[THE TASK]
Every line of the data below is to be duplicated exactly, pictures excepted.

[DATASET ENTRIES]

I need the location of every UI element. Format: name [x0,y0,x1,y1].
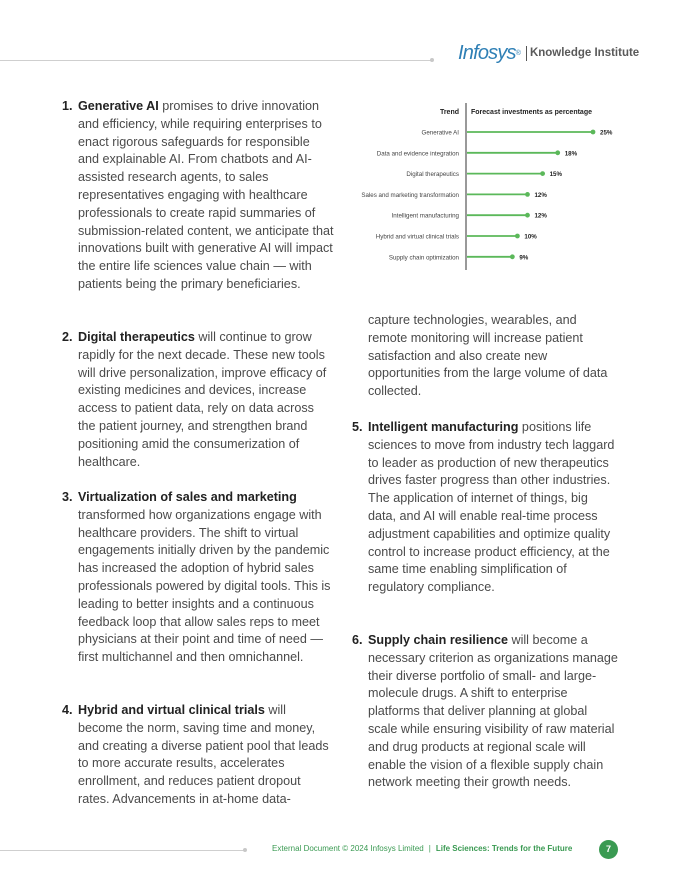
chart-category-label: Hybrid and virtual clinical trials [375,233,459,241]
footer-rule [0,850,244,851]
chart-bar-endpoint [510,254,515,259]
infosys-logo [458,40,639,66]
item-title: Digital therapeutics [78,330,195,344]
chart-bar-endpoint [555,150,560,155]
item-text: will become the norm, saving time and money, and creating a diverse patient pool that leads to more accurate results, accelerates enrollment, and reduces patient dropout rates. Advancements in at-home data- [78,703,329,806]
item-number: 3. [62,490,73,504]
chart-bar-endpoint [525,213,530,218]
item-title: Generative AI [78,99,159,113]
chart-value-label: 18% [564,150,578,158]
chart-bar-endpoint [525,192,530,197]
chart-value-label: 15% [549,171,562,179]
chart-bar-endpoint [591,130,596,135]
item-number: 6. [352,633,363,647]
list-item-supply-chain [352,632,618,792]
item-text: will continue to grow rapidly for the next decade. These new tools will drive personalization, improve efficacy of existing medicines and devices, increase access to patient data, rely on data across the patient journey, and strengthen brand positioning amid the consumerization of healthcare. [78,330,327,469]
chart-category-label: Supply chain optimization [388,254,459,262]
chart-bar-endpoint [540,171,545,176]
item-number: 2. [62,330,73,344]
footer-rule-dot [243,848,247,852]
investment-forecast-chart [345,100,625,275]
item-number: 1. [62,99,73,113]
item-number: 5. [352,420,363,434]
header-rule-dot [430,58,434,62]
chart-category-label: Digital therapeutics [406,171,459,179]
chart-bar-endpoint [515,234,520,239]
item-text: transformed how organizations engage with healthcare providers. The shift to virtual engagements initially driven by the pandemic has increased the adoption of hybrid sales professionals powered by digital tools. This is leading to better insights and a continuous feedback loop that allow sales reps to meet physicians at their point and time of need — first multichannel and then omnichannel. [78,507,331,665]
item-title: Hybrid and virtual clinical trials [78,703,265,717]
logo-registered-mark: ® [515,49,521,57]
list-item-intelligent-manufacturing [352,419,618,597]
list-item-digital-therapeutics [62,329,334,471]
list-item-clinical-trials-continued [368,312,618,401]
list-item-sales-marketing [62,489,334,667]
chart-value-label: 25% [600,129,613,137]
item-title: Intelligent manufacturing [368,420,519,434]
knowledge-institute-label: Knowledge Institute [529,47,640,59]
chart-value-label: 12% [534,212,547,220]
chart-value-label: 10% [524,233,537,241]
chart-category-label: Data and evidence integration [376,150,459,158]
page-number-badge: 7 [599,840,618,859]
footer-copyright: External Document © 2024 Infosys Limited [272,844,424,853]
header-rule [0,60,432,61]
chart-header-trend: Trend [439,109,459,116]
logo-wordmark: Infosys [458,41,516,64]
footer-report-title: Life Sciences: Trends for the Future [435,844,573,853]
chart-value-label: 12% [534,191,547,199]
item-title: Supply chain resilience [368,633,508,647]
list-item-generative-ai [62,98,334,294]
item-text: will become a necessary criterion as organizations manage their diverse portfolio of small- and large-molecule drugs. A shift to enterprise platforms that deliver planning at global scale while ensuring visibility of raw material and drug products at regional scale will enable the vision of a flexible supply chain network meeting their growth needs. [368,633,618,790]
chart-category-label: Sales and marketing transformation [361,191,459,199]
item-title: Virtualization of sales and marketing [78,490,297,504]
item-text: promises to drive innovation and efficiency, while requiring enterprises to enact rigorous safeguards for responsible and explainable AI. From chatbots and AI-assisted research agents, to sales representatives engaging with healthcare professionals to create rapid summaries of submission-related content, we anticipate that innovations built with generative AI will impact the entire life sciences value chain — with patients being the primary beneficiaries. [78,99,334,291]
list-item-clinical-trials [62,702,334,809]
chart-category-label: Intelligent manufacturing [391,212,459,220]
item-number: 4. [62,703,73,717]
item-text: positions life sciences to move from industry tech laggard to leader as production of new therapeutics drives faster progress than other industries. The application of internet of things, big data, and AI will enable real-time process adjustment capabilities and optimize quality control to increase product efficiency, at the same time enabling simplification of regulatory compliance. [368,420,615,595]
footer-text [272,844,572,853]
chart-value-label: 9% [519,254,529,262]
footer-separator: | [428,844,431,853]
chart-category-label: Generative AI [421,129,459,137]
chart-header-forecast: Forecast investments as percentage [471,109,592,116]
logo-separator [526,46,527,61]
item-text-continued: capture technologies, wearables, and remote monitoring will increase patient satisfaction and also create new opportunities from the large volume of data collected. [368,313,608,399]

[EXERCISE RESULT]
I need the location of every UI element. Format: name [x0,y0,x1,y1].
chart-category-label: Hybrid and virtual clinical trials [375,233,459,241]
footer-rule [0,850,244,851]
chart-bar-endpoint [510,254,515,259]
infosys-logo [458,40,639,66]
item-title: Digital therapeutics [78,330,195,344]
chart-bar-endpoint [555,150,560,155]
item-text: will become the norm, saving time and money, and creating a diverse patient pool that leads to more accurate results, accelerates enrollment, and reduces patient dropout rates. Advancements in at-home data- [78,703,329,806]
item-number: 3. [62,490,73,504]
chart-bar-endpoint [525,213,530,218]
item-title: Generative AI [78,99,159,113]
chart-value-label: 18% [564,150,578,158]
chart-bar-endpoint [525,192,530,197]
chart-value-label: 15% [549,171,562,179]
chart-bar-endpoint [591,130,596,135]
item-number: 6. [352,633,363,647]
list-item-supply-chain [352,632,618,792]
item-text: will continue to grow rapidly for the next decade. These new tools will drive personalization, improve efficacy of existing medicines and devices, increase access to patient data, rely on data across the patient journey, and strengthen brand positioning amid the consumerization of healthcare. [78,330,327,469]
chart-category-label: Supply chain optimization [388,254,459,262]
chart-bar-endpoint [540,171,545,176]
item-number: 2. [62,330,73,344]
footer-rule-dot [243,848,247,852]
investment-forecast-chart [345,100,625,275]
item-number: 1. [62,99,73,113]
item-number: 5. [352,420,363,434]
header-rule-dot [430,58,434,62]
chart-category-label: Digital therapeutics [406,171,459,179]
chart-bar-endpoint [515,234,520,239]
item-text: transformed how organizations engage with healthcare providers. The shift to virtual engagements initially driven by the pandemic has increased the adoption of hybrid sales professionals powered by digital tools. This is leading to better insights and a continuous feedback loop that allow sales reps to meet physicians at their point and time of need — first multichannel and then omnichannel. [78,507,331,665]
item-title: Hybrid and virtual clinical trials [78,703,265,717]
logo-registered-mark: ® [515,49,521,57]
list-item-intelligent-manufacturing [352,419,618,597]
list-item-digital-therapeutics [62,329,334,471]
list-item-clinical-trials-continued [368,312,618,401]
list-item-sales-marketing [62,489,334,667]
chart-value-label: 25% [600,129,613,137]
item-title: Intelligent manufacturing [368,420,519,434]
knowledge-institute-label: Knowledge Institute [529,47,640,59]
chart-value-label: 12% [534,212,547,220]
chart-value-label: 10% [524,233,537,241]
chart-category-label: Data and evidence integration [376,150,459,158]
page-number-badge: 7 [599,840,618,859]
footer-copyright: External Document © 2024 Infosys Limited [272,844,424,853]
header-rule [0,60,432,61]
chart-header-trend: Trend [439,109,459,116]
logo-wordmark: Infosys [458,41,516,64]
footer-report-title: Life Sciences: Trends for the Future [435,844,573,853]
chart-value-label: 12% [534,191,547,199]
item-title: Supply chain resilience [368,633,508,647]
list-item-generative-ai [62,98,334,294]
item-text: will become a necessary criterion as organizations manage their diverse portfolio of small- and large-molecule drugs. A shift to enterprise platforms that deliver planning at global scale while ensuring visibility of raw material and drug products at regional scale will enable the vision of a flexible supply chain network meeting their growth needs. [368,633,618,790]
chart-category-label: Sales and marketing transformation [361,191,459,199]
item-title: Virtualization of sales and marketing [78,490,297,504]
item-text: promises to drive innovation and efficiency, while requiring enterprises to enact rigorous safeguards for responsible and explainable AI. From chatbots and AI-assisted research agents, to sales representatives engaging with healthcare professionals to create rapid summaries of submission-related content, we anticipate that innovations built with generative AI will impact the entire life sciences value chain — with patients being the primary beneficiaries. [78,99,334,291]
list-item-clinical-trials [62,702,334,809]
chart-category-label: Intelligent manufacturing [391,212,459,220]
item-number: 4. [62,703,73,717]
item-text: positions life sciences to move from industry tech laggard to leader as production of new therapeutics drives faster progress than other industries. The application of internet of things, big data, and AI will enable real-time process adjustment capabilities and optimize quality control to increase product efficiency, at the same time enabling simplification of regulatory compliance. [368,420,615,595]
footer-text [272,844,572,853]
chart-value-label: 9% [519,254,529,262]
footer-separator: | [428,844,431,853]
chart-category-label: Generative AI [421,129,459,137]
chart-header-forecast: Forecast investments as percentage [471,109,592,116]
logo-separator [526,46,527,61]
item-text-continued: capture technologies, wearables, and remote monitoring will increase patient satisfaction and also create new opportunities from the large volume of data collected. [368,313,608,399]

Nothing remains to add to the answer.